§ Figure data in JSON
▬▬▬▬▬▬

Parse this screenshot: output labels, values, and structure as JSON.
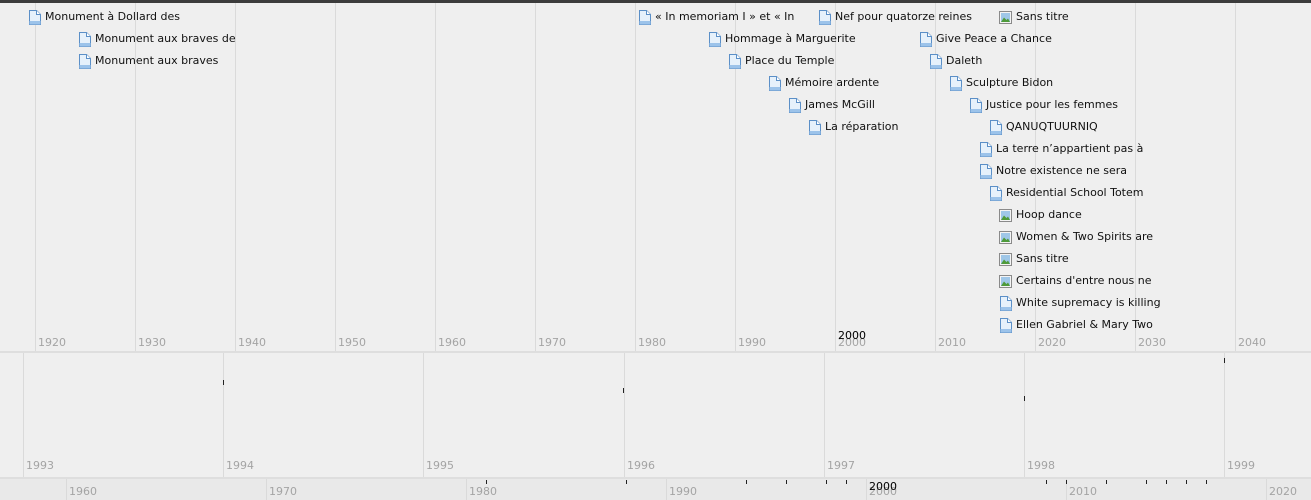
{
  "main_band": {
    "ticks": [
      "1920",
      "1930",
      "1940",
      "1950",
      "1960",
      "1970",
      "1980",
      "1990",
      "2000",
      "2010",
      "2020",
      "2030",
      "2040"
    ],
    "center_label": "2000",
    "events": [
      {
        "title": "Monument à Dollard des",
        "icon": "document-icon",
        "lane": 0
      },
      {
        "title": "Monument aux braves de",
        "icon": "document-icon",
        "lane": 1
      },
      {
        "title": "Monument aux braves",
        "icon": "document-icon",
        "lane": 2
      },
      {
        "title": "« In memoriam I » et « In",
        "icon": "document-icon",
        "lane": 0
      },
      {
        "title": "Hommage à Marguerite",
        "icon": "document-icon",
        "lane": 1
      },
      {
        "title": "Place du Temple",
        "icon": "document-icon",
        "lane": 2
      },
      {
        "title": "Mémoire ardente",
        "icon": "document-icon",
        "lane": 3
      },
      {
        "title": "James McGill",
        "icon": "document-icon",
        "lane": 4
      },
      {
        "title": "La réparation",
        "icon": "document-icon",
        "lane": 5
      },
      {
        "title": "Nef pour quatorze reines",
        "icon": "document-icon",
        "lane": 0
      },
      {
        "title": "Give Peace a Chance",
        "icon": "document-icon",
        "lane": 1
      },
      {
        "title": "Daleth",
        "icon": "document-icon",
        "lane": 2
      },
      {
        "title": "Sculpture Bidon",
        "icon": "document-icon",
        "lane": 3
      },
      {
        "title": "Justice pour les femmes",
        "icon": "document-icon",
        "lane": 4
      },
      {
        "title": "QANUQTUURNIQ",
        "icon": "document-icon",
        "lane": 5
      },
      {
        "title": "La terre n’appartient pas à",
        "icon": "document-icon",
        "lane": 6
      },
      {
        "title": "Notre existence ne sera",
        "icon": "document-icon",
        "lane": 7
      },
      {
        "title": "Residential School Totem",
        "icon": "document-icon",
        "lane": 8
      },
      {
        "title": "Sans titre",
        "icon": "image-icon",
        "lane": 0
      },
      {
        "title": "Hoop dance",
        "icon": "image-icon",
        "lane": 9
      },
      {
        "title": "Women & Two Spirits are",
        "icon": "image-icon",
        "lane": 10
      },
      {
        "title": "Sans titre",
        "icon": "image-icon",
        "lane": 11
      },
      {
        "title": "Certains d'entre nous ne",
        "icon": "image-icon",
        "lane": 12
      },
      {
        "title": "White supremacy is killing",
        "icon": "document-icon",
        "lane": 13
      },
      {
        "title": "Ellen Gabriel & Mary Two",
        "icon": "document-icon",
        "lane": 14
      }
    ]
  },
  "mid_band": {
    "ticks": [
      "1993",
      "1994",
      "1995",
      "1996",
      "1997",
      "1998",
      "1999"
    ]
  },
  "bottom_band": {
    "ticks": [
      "1960",
      "1970",
      "1980",
      "1990",
      "2000",
      "2010",
      "2020"
    ],
    "center_label": "2000"
  },
  "colors": {
    "background": "#efefef",
    "gridline": "#dadada",
    "tick_text": "#a4a4a4",
    "doc_icon_fill": "#e6f1fb",
    "doc_icon_stroke": "#5b8fc7",
    "image_icon_green": "#4e9a3a"
  }
}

▬▬▬▬▬▬

Write the listing out a second time exactly, dropping all images.

Parse this screenshot: output labels, values, and structure as JSON.
{
  "main_band": {
    "ticks": [
      "1920",
      "1930",
      "1940",
      "1950",
      "1960",
      "1970",
      "1980",
      "1990",
      "2000",
      "2010",
      "2020",
      "2030",
      "2040"
    ],
    "center_label": "2000",
    "events": [
      {
        "title": "Monument à Dollard des",
        "icon": "document-icon",
        "lane": 0
      },
      {
        "title": "Monument aux braves de",
        "icon": "document-icon",
        "lane": 1
      },
      {
        "title": "Monument aux braves",
        "icon": "document-icon",
        "lane": 2
      },
      {
        "title": "« In memoriam I » et « In",
        "icon": "document-icon",
        "lane": 0
      },
      {
        "title": "Hommage à Marguerite",
        "icon": "document-icon",
        "lane": 1
      },
      {
        "title": "Place du Temple",
        "icon": "document-icon",
        "lane": 2
      },
      {
        "title": "Mémoire ardente",
        "icon": "document-icon",
        "lane": 3
      },
      {
        "title": "James McGill",
        "icon": "document-icon",
        "lane": 4
      },
      {
        "title": "La réparation",
        "icon": "document-icon",
        "lane": 5
      },
      {
        "title": "Nef pour quatorze reines",
        "icon": "document-icon",
        "lane": 0
      },
      {
        "title": "Give Peace a Chance",
        "icon": "document-icon",
        "lane": 1
      },
      {
        "title": "Daleth",
        "icon": "document-icon",
        "lane": 2
      },
      {
        "title": "Sculpture Bidon",
        "icon": "document-icon",
        "lane": 3
      },
      {
        "title": "Justice pour les femmes",
        "icon": "document-icon",
        "lane": 4
      },
      {
        "title": "QANUQTUURNIQ",
        "icon": "document-icon",
        "lane": 5
      },
      {
        "title": "La terre n’appartient pas à",
        "icon": "document-icon",
        "lane": 6
      },
      {
        "title": "Notre existence ne sera",
        "icon": "document-icon",
        "lane": 7
      },
      {
        "title": "Residential School Totem",
        "icon": "document-icon",
        "lane": 8
      },
      {
        "title": "Sans titre",
        "icon": "image-icon",
        "lane": 0
      },
      {
        "title": "Hoop dance",
        "icon": "image-icon",
        "lane": 9
      },
      {
        "title": "Women & Two Spirits are",
        "icon": "image-icon",
        "lane": 10
      },
      {
        "title": "Sans titre",
        "icon": "image-icon",
        "lane": 11
      },
      {
        "title": "Certains d'entre nous ne",
        "icon": "image-icon",
        "lane": 12
      },
      {
        "title": "White supremacy is killing",
        "icon": "document-icon",
        "lane": 13
      },
      {
        "title": "Ellen Gabriel & Mary Two",
        "icon": "document-icon",
        "lane": 14
      }
    ]
  },
  "mid_band": {
    "ticks": [
      "1993",
      "1994",
      "1995",
      "1996",
      "1997",
      "1998",
      "1999"
    ]
  },
  "bottom_band": {
    "ticks": [
      "1960",
      "1970",
      "1980",
      "1990",
      "2000",
      "2010",
      "2020"
    ],
    "center_label": "2000"
  },
  "colors": {
    "background": "#efefef",
    "gridline": "#dadada",
    "tick_text": "#a4a4a4",
    "doc_icon_fill": "#e6f1fb",
    "doc_icon_stroke": "#5b8fc7",
    "image_icon_green": "#4e9a3a"
  }
}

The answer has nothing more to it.